> _Input for this task_
◆ ◆ ◆ ◆
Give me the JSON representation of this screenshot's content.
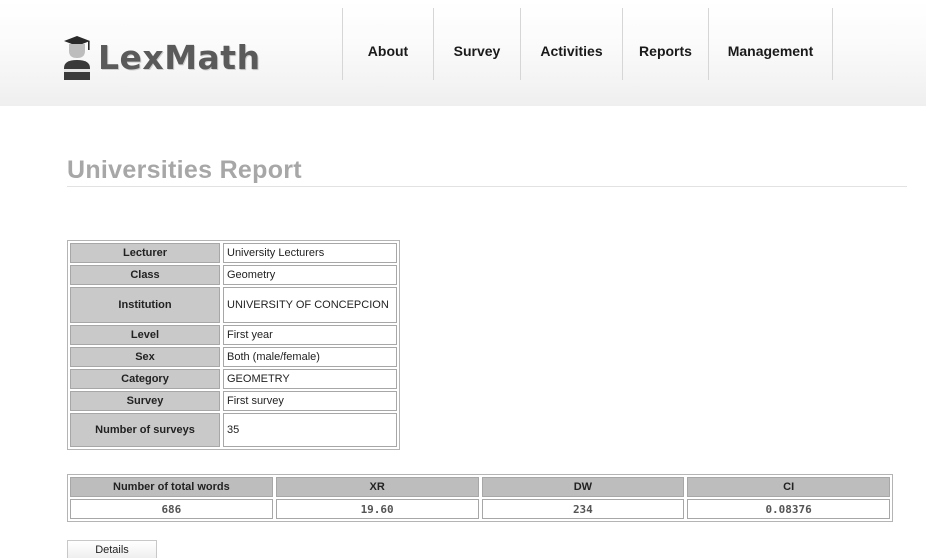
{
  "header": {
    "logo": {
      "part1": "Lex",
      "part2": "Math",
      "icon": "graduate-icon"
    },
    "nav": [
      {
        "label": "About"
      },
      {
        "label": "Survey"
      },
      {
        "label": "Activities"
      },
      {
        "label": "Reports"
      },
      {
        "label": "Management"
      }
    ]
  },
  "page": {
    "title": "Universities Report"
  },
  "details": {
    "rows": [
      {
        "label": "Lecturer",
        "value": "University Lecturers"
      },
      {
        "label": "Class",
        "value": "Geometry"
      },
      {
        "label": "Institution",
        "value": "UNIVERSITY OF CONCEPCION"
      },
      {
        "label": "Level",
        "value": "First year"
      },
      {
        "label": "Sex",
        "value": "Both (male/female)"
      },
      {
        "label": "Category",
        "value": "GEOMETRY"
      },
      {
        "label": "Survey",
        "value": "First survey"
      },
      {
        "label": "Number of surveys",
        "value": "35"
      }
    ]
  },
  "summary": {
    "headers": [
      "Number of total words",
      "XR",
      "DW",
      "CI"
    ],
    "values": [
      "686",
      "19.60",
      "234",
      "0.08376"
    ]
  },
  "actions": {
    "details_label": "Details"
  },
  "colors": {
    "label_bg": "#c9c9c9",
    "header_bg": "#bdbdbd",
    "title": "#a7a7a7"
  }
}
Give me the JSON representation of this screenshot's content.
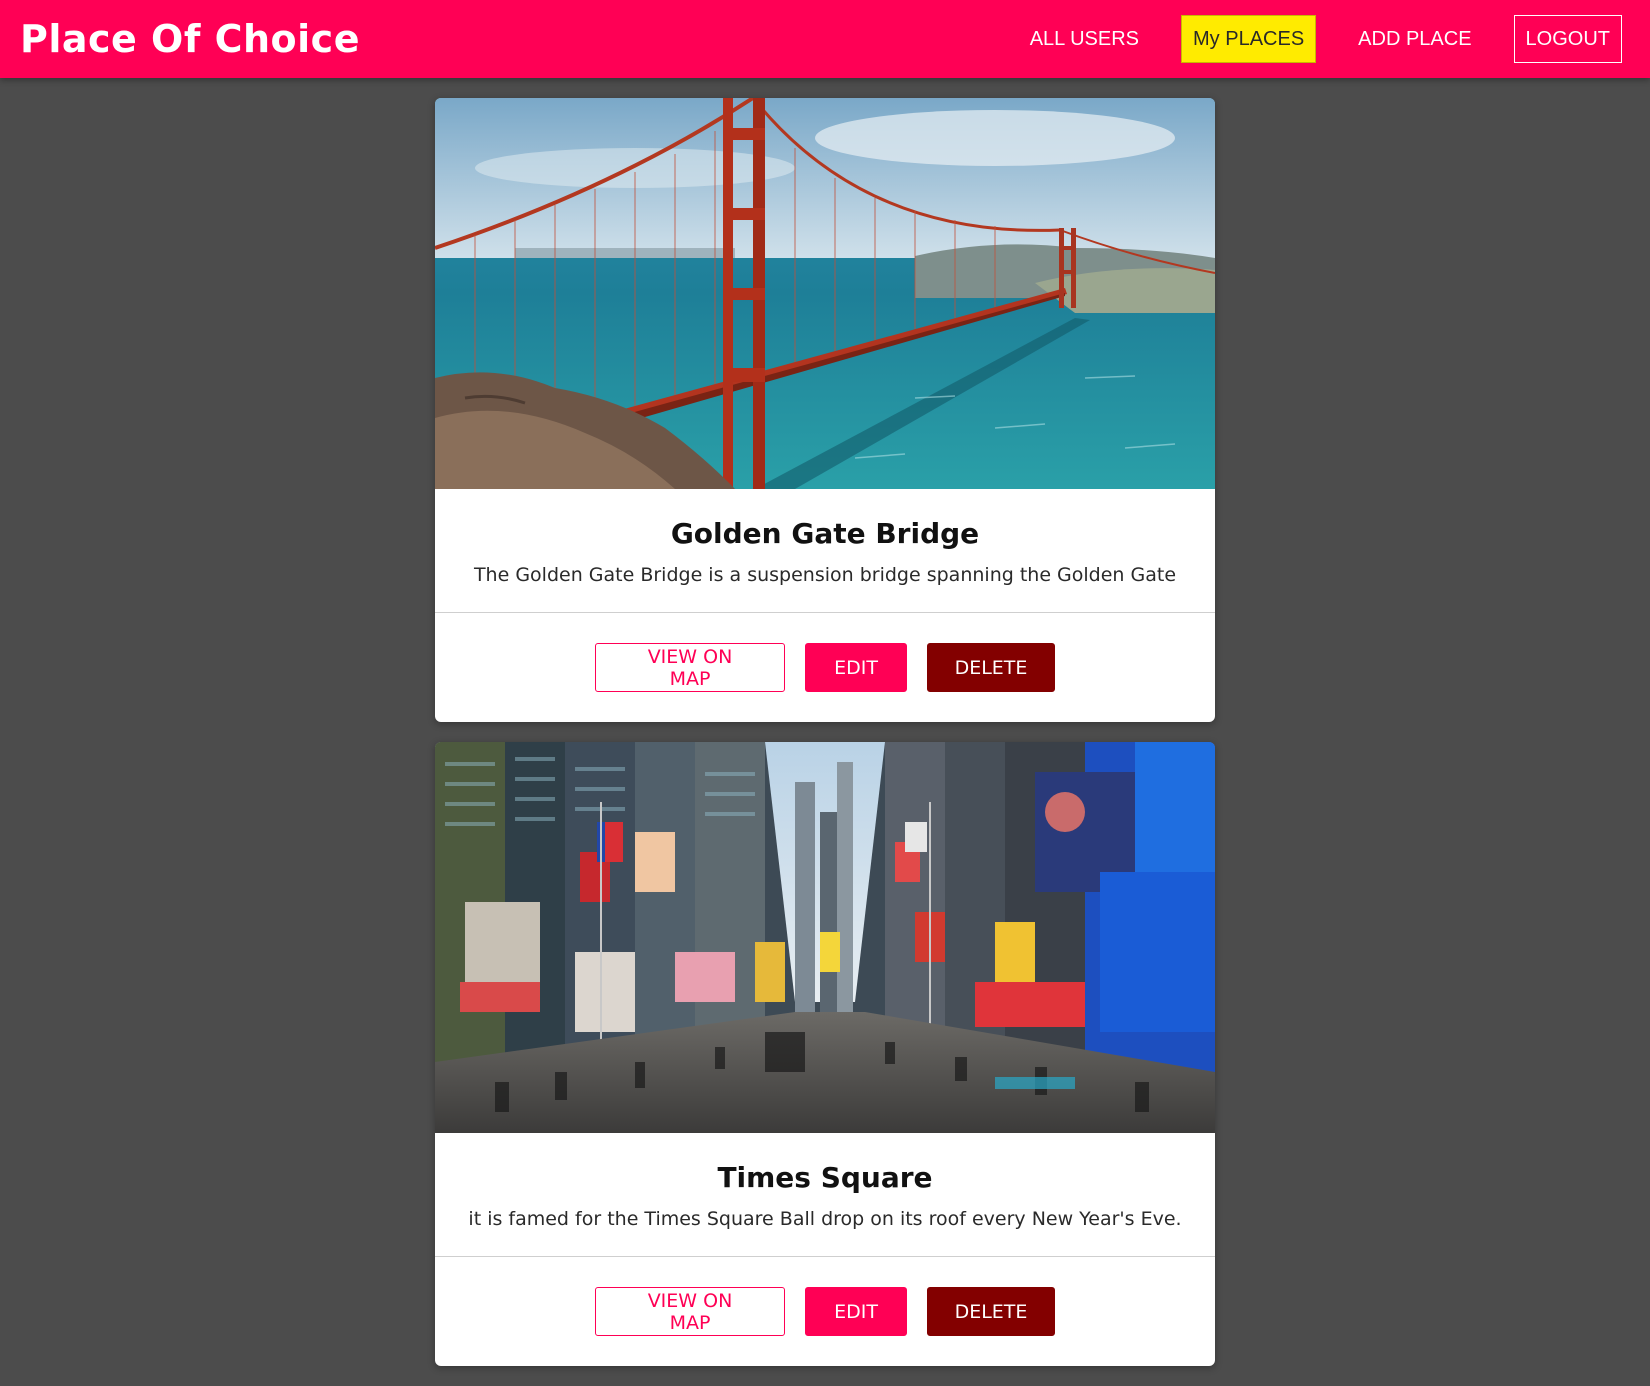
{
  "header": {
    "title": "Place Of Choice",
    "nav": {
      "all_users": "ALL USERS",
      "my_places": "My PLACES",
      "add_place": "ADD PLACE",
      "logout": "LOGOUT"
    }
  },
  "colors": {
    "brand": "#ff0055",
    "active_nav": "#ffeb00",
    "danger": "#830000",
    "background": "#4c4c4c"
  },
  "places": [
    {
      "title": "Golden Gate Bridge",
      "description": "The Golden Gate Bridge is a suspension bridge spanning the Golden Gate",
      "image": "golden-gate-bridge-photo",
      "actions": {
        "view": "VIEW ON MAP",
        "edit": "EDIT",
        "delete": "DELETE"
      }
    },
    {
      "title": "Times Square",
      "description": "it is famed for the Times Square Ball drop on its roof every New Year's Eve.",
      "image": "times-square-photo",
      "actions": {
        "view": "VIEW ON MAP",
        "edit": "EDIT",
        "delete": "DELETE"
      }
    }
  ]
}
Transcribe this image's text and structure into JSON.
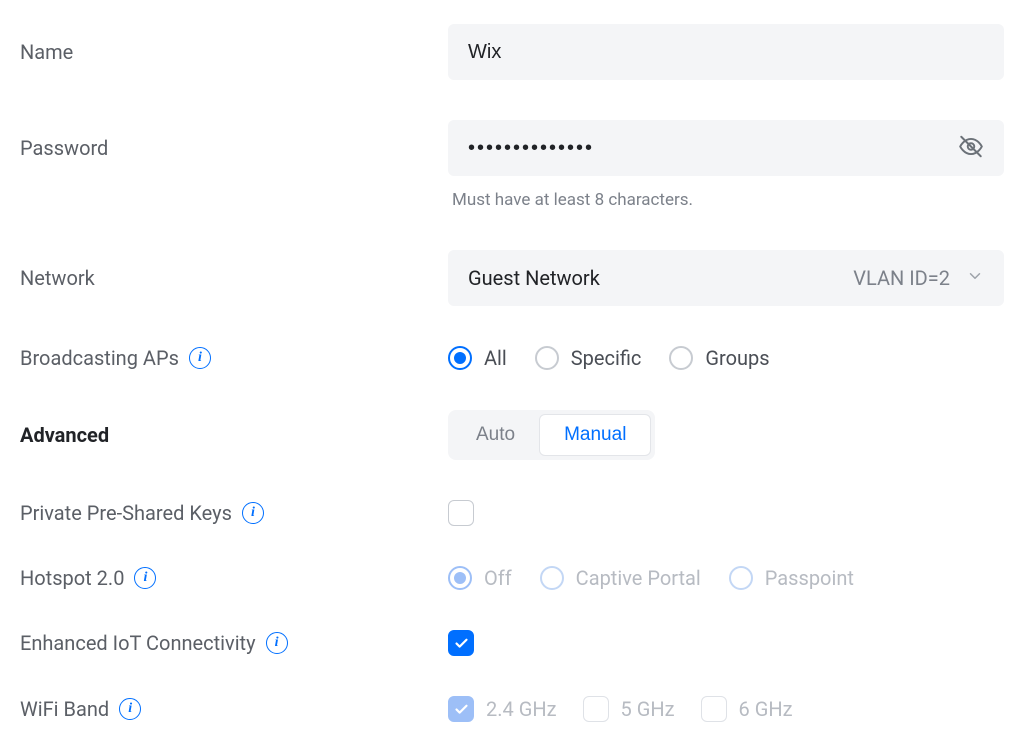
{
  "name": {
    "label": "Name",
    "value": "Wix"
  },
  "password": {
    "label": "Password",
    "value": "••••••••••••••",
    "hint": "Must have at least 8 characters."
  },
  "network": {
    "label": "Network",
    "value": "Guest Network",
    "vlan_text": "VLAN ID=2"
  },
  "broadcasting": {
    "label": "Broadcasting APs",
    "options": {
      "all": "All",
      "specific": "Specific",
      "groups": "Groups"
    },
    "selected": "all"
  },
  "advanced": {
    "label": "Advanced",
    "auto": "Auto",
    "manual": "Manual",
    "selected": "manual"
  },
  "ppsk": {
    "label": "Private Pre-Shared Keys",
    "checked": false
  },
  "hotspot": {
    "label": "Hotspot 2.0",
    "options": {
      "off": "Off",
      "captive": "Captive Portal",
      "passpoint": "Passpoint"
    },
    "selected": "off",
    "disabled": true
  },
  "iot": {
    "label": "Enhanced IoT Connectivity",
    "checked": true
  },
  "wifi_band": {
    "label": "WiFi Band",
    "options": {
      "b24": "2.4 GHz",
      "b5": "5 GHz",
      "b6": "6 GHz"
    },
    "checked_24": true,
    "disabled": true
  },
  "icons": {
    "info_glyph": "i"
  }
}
◆ ◆ ◆ ◆
Repeat all of the entries word for word, but omit the pictures.

> _Finished task_
Give me the JSON representation of this screenshot's content.
{
  "header": {
    "logo": {
      "part1": "Lex",
      "part2": "Math",
      "icon": "graduate-icon"
    },
    "nav": [
      {
        "label": "About"
      },
      {
        "label": "Survey"
      },
      {
        "label": "Activities"
      },
      {
        "label": "Reports"
      },
      {
        "label": "Management"
      }
    ]
  },
  "page": {
    "title": "Universities Report"
  },
  "details": {
    "rows": [
      {
        "label": "Lecturer",
        "value": "University Lecturers"
      },
      {
        "label": "Class",
        "value": "Geometry"
      },
      {
        "label": "Institution",
        "value": "UNIVERSITY OF CONCEPCION"
      },
      {
        "label": "Level",
        "value": "First year"
      },
      {
        "label": "Sex",
        "value": "Both (male/female)"
      },
      {
        "label": "Category",
        "value": "GEOMETRY"
      },
      {
        "label": "Survey",
        "value": "First survey"
      },
      {
        "label": "Number of surveys",
        "value": "35"
      }
    ]
  },
  "summary": {
    "headers": [
      "Number of total words",
      "XR",
      "DW",
      "CI"
    ],
    "values": [
      "686",
      "19.60",
      "234",
      "0.08376"
    ]
  },
  "actions": {
    "details_label": "Details"
  },
  "colors": {
    "label_bg": "#c9c9c9",
    "header_bg": "#bdbdbd",
    "title": "#a7a7a7"
  }
}
Give me the JSON representation of this screenshot's content.
{
  "header": {
    "title": "Place Of Choice",
    "nav": {
      "all_users": "ALL USERS",
      "my_places": "My PLACES",
      "add_place": "ADD PLACE",
      "logout": "LOGOUT"
    }
  },
  "colors": {
    "brand": "#ff0055",
    "active_nav": "#ffeb00",
    "danger": "#830000",
    "background": "#4c4c4c"
  },
  "places": [
    {
      "title": "Golden Gate Bridge",
      "description": "The Golden Gate Bridge is a suspension bridge spanning the Golden Gate",
      "image": "golden-gate-bridge-photo",
      "actions": {
        "view": "VIEW ON MAP",
        "edit": "EDIT",
        "delete": "DELETE"
      }
    },
    {
      "title": "Times Square",
      "description": "it is famed for the Times Square Ball drop on its roof every New Year's Eve.",
      "image": "times-square-photo",
      "actions": {
        "view": "VIEW ON MAP",
        "edit": "EDIT",
        "delete": "DELETE"
      }
    }
  ]
}
Transcribe this image's text and structure into JSON.
{
  "name": {
    "label": "Name",
    "value": "Wix"
  },
  "password": {
    "label": "Password",
    "value": "••••••••••••••",
    "hint": "Must have at least 8 characters."
  },
  "network": {
    "label": "Network",
    "value": "Guest Network",
    "vlan_text": "VLAN ID=2"
  },
  "broadcasting": {
    "label": "Broadcasting APs",
    "options": {
      "all": "All",
      "specific": "Specific",
      "groups": "Groups"
    },
    "selected": "all"
  },
  "advanced": {
    "label": "Advanced",
    "auto": "Auto",
    "manual": "Manual",
    "selected": "manual"
  },
  "ppsk": {
    "label": "Private Pre-Shared Keys",
    "checked": false
  },
  "hotspot": {
    "label": "Hotspot 2.0",
    "options": {
      "off": "Off",
      "captive": "Captive Portal",
      "passpoint": "Passpoint"
    },
    "selected": "off",
    "disabled": true
  },
  "iot": {
    "label": "Enhanced IoT Connectivity",
    "checked": true
  },
  "wifi_band": {
    "label": "WiFi Band",
    "options": {
      "b24": "2.4 GHz",
      "b5": "5 GHz",
      "b6": "6 GHz"
    },
    "checked_24": true,
    "disabled": true
  },
  "icons": {
    "info_glyph": "i"
  }
}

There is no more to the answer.